Provided material |

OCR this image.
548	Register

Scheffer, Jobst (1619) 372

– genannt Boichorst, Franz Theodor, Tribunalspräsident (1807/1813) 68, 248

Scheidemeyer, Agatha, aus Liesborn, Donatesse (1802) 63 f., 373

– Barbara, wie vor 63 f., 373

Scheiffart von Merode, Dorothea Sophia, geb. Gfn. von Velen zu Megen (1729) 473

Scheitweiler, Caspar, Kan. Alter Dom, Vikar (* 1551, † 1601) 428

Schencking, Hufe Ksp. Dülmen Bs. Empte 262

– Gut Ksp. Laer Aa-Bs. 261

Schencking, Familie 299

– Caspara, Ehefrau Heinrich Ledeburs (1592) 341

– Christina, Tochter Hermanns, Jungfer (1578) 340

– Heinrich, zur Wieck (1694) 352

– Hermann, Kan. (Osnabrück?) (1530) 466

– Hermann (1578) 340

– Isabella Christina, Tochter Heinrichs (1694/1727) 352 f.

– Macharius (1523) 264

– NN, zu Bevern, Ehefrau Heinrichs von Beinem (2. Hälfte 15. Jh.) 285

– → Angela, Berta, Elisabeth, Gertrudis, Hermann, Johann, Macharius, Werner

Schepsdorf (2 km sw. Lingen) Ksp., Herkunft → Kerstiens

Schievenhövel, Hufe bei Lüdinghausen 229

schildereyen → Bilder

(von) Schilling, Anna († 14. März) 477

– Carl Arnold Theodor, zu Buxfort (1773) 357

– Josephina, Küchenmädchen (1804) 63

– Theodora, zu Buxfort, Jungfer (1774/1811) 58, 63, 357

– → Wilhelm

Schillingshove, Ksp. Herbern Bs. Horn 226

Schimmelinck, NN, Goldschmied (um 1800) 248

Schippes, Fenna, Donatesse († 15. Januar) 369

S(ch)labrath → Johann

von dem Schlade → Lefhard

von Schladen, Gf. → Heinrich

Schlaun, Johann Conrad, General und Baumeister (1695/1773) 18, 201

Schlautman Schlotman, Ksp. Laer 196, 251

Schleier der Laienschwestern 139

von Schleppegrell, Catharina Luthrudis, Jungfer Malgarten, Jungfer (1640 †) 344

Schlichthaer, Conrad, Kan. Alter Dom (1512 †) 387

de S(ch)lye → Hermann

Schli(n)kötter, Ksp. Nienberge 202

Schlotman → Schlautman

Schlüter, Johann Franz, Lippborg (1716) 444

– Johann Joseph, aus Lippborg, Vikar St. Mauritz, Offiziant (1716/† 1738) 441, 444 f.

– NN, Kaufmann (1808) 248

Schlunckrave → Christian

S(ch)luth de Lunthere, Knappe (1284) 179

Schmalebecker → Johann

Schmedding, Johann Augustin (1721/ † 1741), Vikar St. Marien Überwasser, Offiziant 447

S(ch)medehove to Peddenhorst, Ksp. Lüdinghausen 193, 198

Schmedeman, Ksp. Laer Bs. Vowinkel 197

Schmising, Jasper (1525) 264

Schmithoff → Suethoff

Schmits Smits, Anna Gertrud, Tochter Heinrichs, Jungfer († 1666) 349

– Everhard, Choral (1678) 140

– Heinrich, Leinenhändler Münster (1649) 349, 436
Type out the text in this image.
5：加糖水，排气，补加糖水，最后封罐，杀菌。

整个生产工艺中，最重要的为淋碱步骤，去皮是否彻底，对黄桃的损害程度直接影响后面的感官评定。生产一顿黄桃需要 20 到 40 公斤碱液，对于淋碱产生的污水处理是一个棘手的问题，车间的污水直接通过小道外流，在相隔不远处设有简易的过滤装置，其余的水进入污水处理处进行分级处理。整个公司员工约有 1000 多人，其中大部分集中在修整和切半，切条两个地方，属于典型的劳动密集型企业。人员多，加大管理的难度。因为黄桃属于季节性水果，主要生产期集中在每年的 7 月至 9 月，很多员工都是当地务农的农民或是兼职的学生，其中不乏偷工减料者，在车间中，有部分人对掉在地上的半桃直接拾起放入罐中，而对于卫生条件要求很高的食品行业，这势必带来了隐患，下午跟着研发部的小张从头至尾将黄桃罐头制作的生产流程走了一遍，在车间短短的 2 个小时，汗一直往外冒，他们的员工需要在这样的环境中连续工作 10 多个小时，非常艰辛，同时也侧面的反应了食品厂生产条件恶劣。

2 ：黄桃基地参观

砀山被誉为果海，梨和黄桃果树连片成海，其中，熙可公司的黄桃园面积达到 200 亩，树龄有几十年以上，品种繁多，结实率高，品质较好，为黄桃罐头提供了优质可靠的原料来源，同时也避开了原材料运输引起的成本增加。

Set problem |
Locate all lines in the listing above with the word "Donatesse". Copy them.

Result of the task |
Scheidemeyer, Agatha, aus Liesborn, Donatesse (1802) 63 f., 373
Schippes, Fenna, Donatesse († 15. Januar) 369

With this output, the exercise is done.